§ **RECORDS PROVIDED**:

☆ ☆ ☆ ☆ ☆

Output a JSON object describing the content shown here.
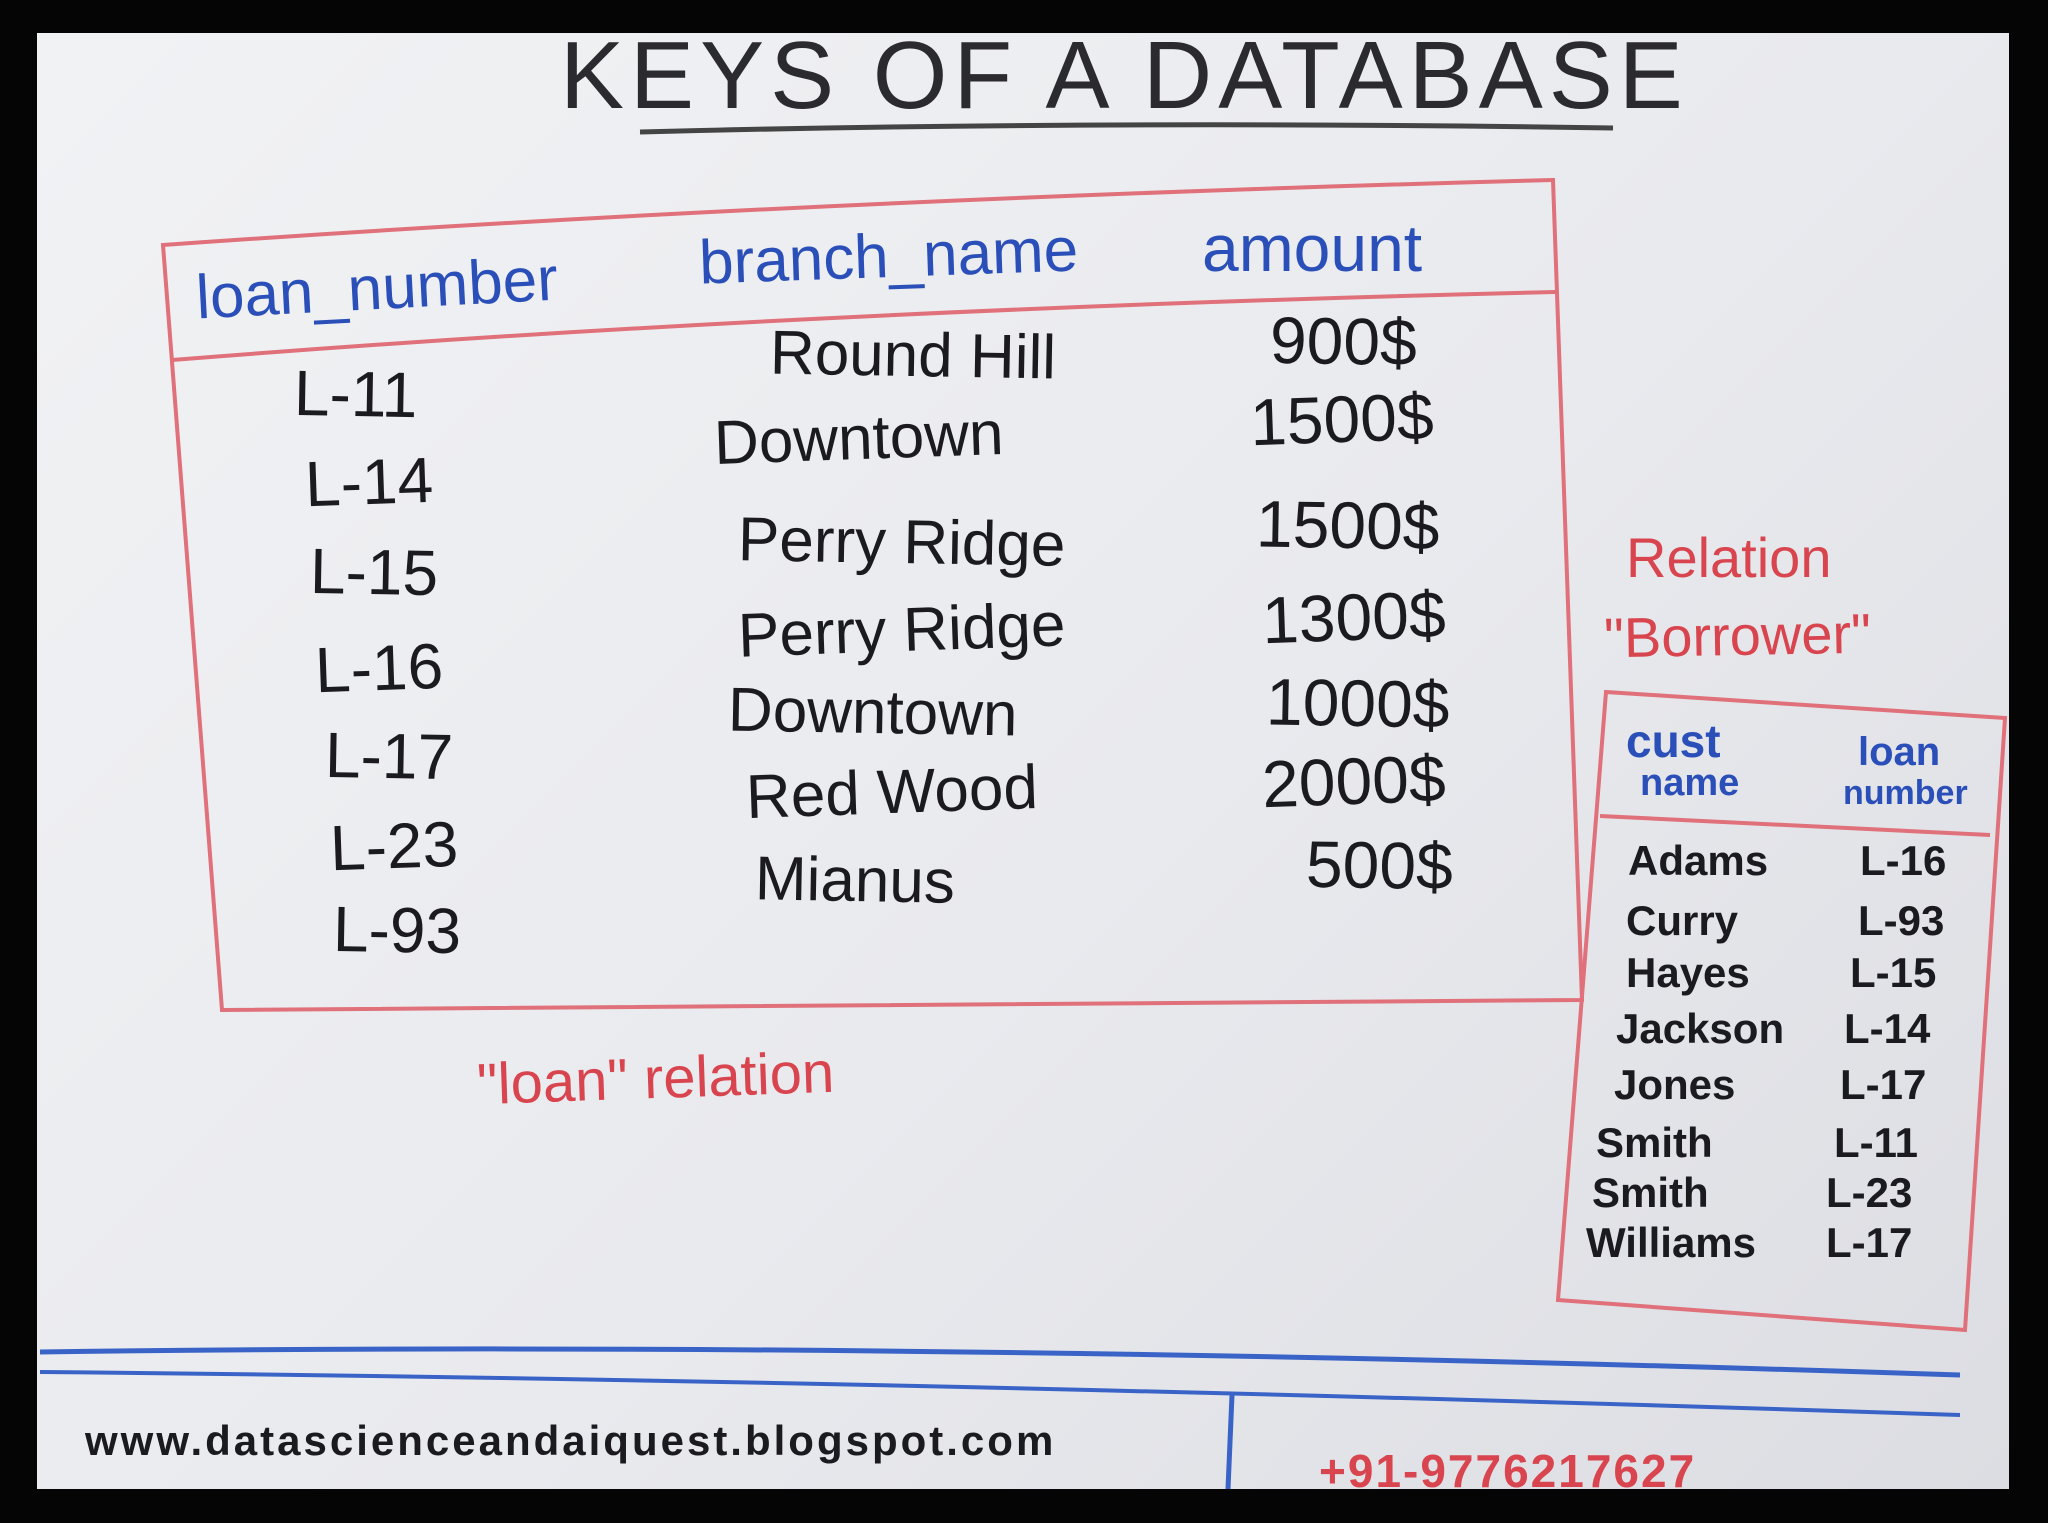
{
  "title": "KEYS OF A DATABASE",
  "loan_relation": {
    "caption": "\"loan\" relation",
    "headers": [
      "loan_number",
      "branch_name",
      "amount"
    ],
    "rows": [
      {
        "loan_number": "L-11",
        "branch_name": "Round Hill",
        "amount": "900$"
      },
      {
        "loan_number": "L-14",
        "branch_name": "Downtown",
        "amount": "1500$"
      },
      {
        "loan_number": "L-15",
        "branch_name": "Perry Ridge",
        "amount": "1500$"
      },
      {
        "loan_number": "L-16",
        "branch_name": "Perry Ridge",
        "amount": "1300$"
      },
      {
        "loan_number": "L-17",
        "branch_name": "Downtown",
        "amount": "1000$"
      },
      {
        "loan_number": "L-23",
        "branch_name": "Red Wood",
        "amount": "2000$"
      },
      {
        "loan_number": "L-93",
        "branch_name": "Mianus",
        "amount": "500$"
      }
    ]
  },
  "borrower_relation": {
    "caption_line1": "Relation",
    "caption_line2": "\"Borrower\"",
    "headers": [
      {
        "line1": "cust",
        "line2": "name"
      },
      {
        "line1": "loan",
        "line2": "number"
      }
    ],
    "rows": [
      {
        "cust_name": "Adams",
        "loan_number": "L-16"
      },
      {
        "cust_name": "Curry",
        "loan_number": "L-93"
      },
      {
        "cust_name": "Hayes",
        "loan_number": "L-15"
      },
      {
        "cust_name": "Jackson",
        "loan_number": "L-14"
      },
      {
        "cust_name": "Jones",
        "loan_number": "L-17"
      },
      {
        "cust_name": "Smith",
        "loan_number": "L-11"
      },
      {
        "cust_name": "Smith",
        "loan_number": "L-23"
      },
      {
        "cust_name": "Williams",
        "loan_number": "L-17"
      }
    ]
  },
  "footer": {
    "website": "www.datascienceandaiquest.blogspot.com",
    "phone": "+91-9776217627"
  },
  "colors": {
    "red_marker": "#d8454f",
    "blue_marker": "#2a4fb8",
    "black_marker": "#1a1a1f",
    "board": "#eceef1"
  }
}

☆ ☆ ☆ ☆ ☆

The records above are to be restated exactly, without their pictures.

§ **SOLUTION BELOW**:
Output a JSON object describing the content shown here.
{
  "title": "KEYS OF A DATABASE",
  "loan_relation": {
    "caption": "\"loan\" relation",
    "headers": [
      "loan_number",
      "branch_name",
      "amount"
    ],
    "rows": [
      {
        "loan_number": "L-11",
        "branch_name": "Round Hill",
        "amount": "900$"
      },
      {
        "loan_number": "L-14",
        "branch_name": "Downtown",
        "amount": "1500$"
      },
      {
        "loan_number": "L-15",
        "branch_name": "Perry Ridge",
        "amount": "1500$"
      },
      {
        "loan_number": "L-16",
        "branch_name": "Perry Ridge",
        "amount": "1300$"
      },
      {
        "loan_number": "L-17",
        "branch_name": "Downtown",
        "amount": "1000$"
      },
      {
        "loan_number": "L-23",
        "branch_name": "Red Wood",
        "amount": "2000$"
      },
      {
        "loan_number": "L-93",
        "branch_name": "Mianus",
        "amount": "500$"
      }
    ]
  },
  "borrower_relation": {
    "caption_line1": "Relation",
    "caption_line2": "\"Borrower\"",
    "headers": [
      {
        "line1": "cust",
        "line2": "name"
      },
      {
        "line1": "loan",
        "line2": "number"
      }
    ],
    "rows": [
      {
        "cust_name": "Adams",
        "loan_number": "L-16"
      },
      {
        "cust_name": "Curry",
        "loan_number": "L-93"
      },
      {
        "cust_name": "Hayes",
        "loan_number": "L-15"
      },
      {
        "cust_name": "Jackson",
        "loan_number": "L-14"
      },
      {
        "cust_name": "Jones",
        "loan_number": "L-17"
      },
      {
        "cust_name": "Smith",
        "loan_number": "L-11"
      },
      {
        "cust_name": "Smith",
        "loan_number": "L-23"
      },
      {
        "cust_name": "Williams",
        "loan_number": "L-17"
      }
    ]
  },
  "footer": {
    "website": "www.datascienceandaiquest.blogspot.com",
    "phone": "+91-9776217627"
  },
  "colors": {
    "red_marker": "#d8454f",
    "blue_marker": "#2a4fb8",
    "black_marker": "#1a1a1f",
    "board": "#eceef1"
  }
}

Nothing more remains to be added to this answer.